■ THE RECORDS
++++++++++
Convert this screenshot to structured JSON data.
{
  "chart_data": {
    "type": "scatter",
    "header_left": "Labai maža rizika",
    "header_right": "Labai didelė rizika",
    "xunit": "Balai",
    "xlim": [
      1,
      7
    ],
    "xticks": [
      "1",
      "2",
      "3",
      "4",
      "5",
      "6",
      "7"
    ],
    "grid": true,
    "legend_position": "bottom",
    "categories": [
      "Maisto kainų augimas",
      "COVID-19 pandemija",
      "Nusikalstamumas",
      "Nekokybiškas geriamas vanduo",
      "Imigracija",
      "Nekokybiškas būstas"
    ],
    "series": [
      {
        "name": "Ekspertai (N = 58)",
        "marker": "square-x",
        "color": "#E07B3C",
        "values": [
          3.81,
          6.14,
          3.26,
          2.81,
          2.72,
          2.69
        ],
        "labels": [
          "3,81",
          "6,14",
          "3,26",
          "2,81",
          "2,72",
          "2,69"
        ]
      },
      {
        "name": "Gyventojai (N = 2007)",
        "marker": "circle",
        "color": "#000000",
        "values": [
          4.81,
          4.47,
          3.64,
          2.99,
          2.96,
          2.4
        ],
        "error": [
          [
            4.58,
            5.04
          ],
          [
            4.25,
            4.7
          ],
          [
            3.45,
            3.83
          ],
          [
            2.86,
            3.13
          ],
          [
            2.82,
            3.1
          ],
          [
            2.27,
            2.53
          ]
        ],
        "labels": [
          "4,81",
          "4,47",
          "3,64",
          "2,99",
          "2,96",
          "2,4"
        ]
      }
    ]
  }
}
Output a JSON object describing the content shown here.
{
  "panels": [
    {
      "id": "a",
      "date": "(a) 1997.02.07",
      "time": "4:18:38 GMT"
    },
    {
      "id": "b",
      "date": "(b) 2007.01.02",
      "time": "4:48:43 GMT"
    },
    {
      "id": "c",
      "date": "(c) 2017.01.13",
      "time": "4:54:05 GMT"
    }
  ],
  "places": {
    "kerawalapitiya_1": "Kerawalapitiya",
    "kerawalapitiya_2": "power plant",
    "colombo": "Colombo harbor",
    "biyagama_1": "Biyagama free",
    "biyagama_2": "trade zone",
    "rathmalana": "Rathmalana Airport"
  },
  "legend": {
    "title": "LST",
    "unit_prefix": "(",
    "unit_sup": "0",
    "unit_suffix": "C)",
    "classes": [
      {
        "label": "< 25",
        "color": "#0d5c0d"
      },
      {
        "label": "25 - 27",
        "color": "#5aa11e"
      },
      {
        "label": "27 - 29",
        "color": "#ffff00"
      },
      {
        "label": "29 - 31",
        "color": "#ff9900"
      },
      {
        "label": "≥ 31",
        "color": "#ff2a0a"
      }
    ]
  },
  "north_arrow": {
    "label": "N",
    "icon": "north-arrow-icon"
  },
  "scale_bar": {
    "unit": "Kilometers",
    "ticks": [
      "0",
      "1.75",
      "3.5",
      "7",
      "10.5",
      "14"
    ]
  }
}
++++++++++
■ TASK DESCRIPTION
Output the line containing "Output a JSON" and all lines after it to the end of the records, exactly as given.

■ RESULT OF THIS EXERCISE
Output a JSON object describing the content shown here.
{
  "panels": [
    {
      "id": "a",
      "date": "(a) 1997.02.07",
      "time": "4:18:38 GMT"
    },
    {
      "id": "b",
      "date": "(b) 2007.01.02",
      "time": "4:48:43 GMT"
    },
    {
      "id": "c",
      "date": "(c) 2017.01.13",
      "time": "4:54:05 GMT"
    }
  ],
  "places": {
    "kerawalapitiya_1": "Kerawalapitiya",
    "kerawalapitiya_2": "power plant",
    "colombo": "Colombo harbor",
    "biyagama_1": "Biyagama free",
    "biyagama_2": "trade zone",
    "rathmalana": "Rathmalana Airport"
  },
  "legend": {
    "title": "LST",
    "unit_prefix": "(",
    "unit_sup": "0",
    "unit_suffix": "C)",
    "classes": [
      {
        "label": "< 25",
        "color": "#0d5c0d"
      },
      {
        "label": "25 - 27",
        "color": "#5aa11e"
      },
      {
        "label": "27 - 29",
        "color": "#ffff00"
      },
      {
        "label": "29 - 31",
        "color": "#ff9900"
      },
      {
        "label": "≥ 31",
        "color": "#ff2a0a"
      }
    ]
  },
  "north_arrow": {
    "label": "N",
    "icon": "north-arrow-icon"
  },
  "scale_bar": {
    "unit": "Kilometers",
    "ticks": [
      "0",
      "1.75",
      "3.5",
      "7",
      "10.5",
      "14"
    ]
  }
}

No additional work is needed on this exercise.